▸ Exercise objective
Give the number of lines in the entries that contain "values". State only the count.

⁂

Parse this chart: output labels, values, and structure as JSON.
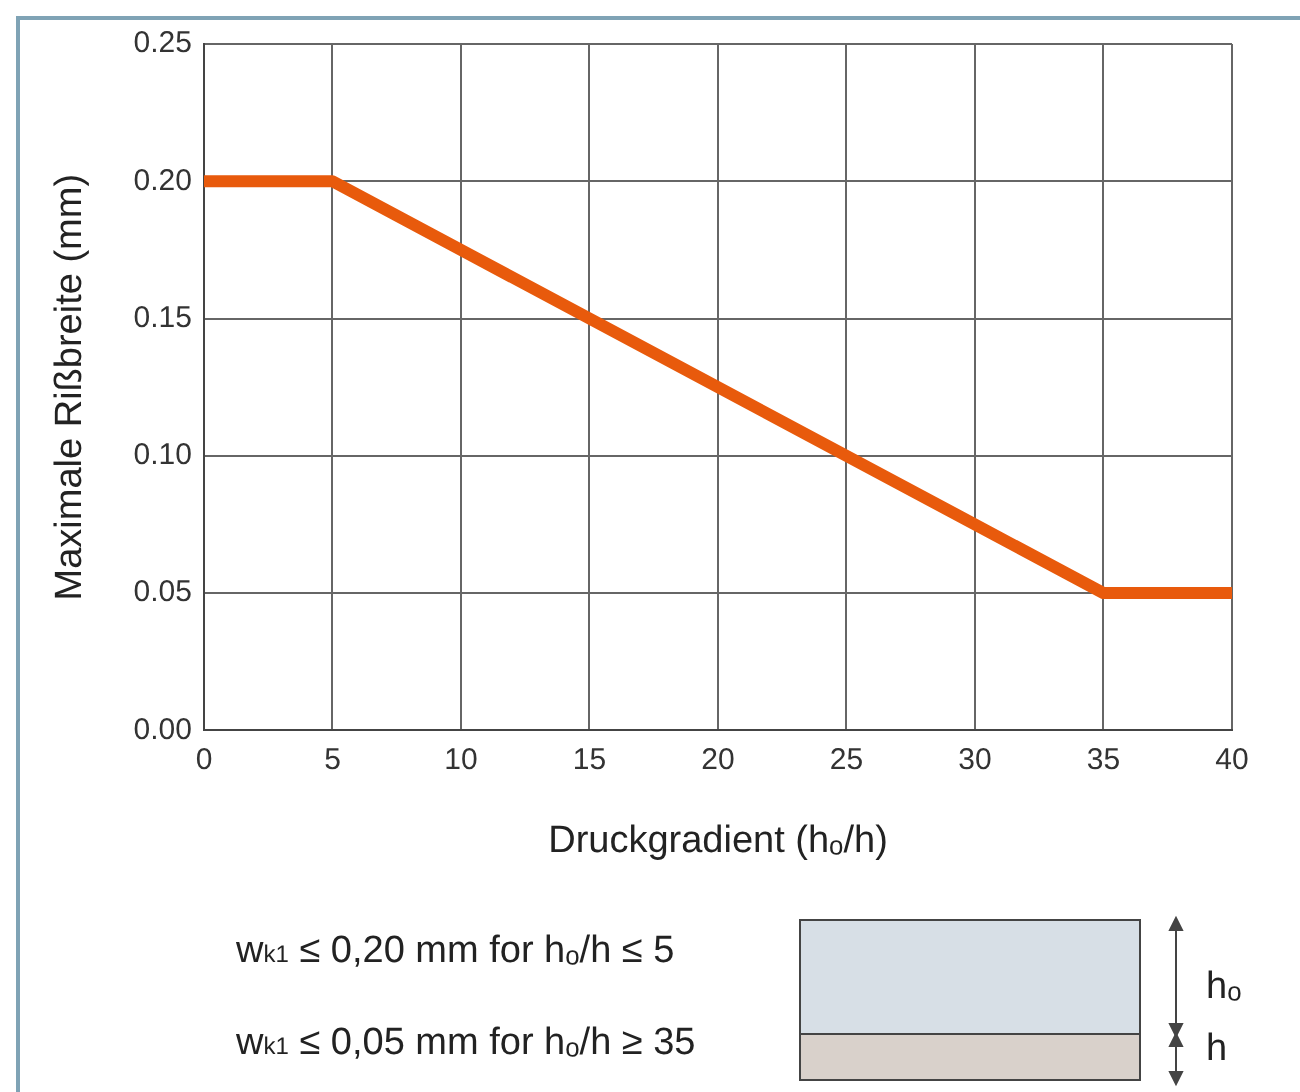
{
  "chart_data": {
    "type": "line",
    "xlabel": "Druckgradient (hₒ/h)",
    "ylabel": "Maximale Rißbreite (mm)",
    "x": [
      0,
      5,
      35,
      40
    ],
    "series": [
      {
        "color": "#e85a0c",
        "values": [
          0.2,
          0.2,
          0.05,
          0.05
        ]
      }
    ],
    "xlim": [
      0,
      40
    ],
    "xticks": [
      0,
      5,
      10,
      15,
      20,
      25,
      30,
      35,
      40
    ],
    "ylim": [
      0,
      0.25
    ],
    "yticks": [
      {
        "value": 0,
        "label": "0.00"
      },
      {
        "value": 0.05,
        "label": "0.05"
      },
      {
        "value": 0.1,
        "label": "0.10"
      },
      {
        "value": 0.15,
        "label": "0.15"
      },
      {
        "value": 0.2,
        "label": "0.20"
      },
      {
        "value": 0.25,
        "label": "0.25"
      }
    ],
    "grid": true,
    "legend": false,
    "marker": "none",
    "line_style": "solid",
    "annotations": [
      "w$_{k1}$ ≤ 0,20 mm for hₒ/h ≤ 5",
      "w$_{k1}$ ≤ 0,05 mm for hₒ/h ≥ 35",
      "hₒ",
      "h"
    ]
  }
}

⁂

▸ Output for this task
2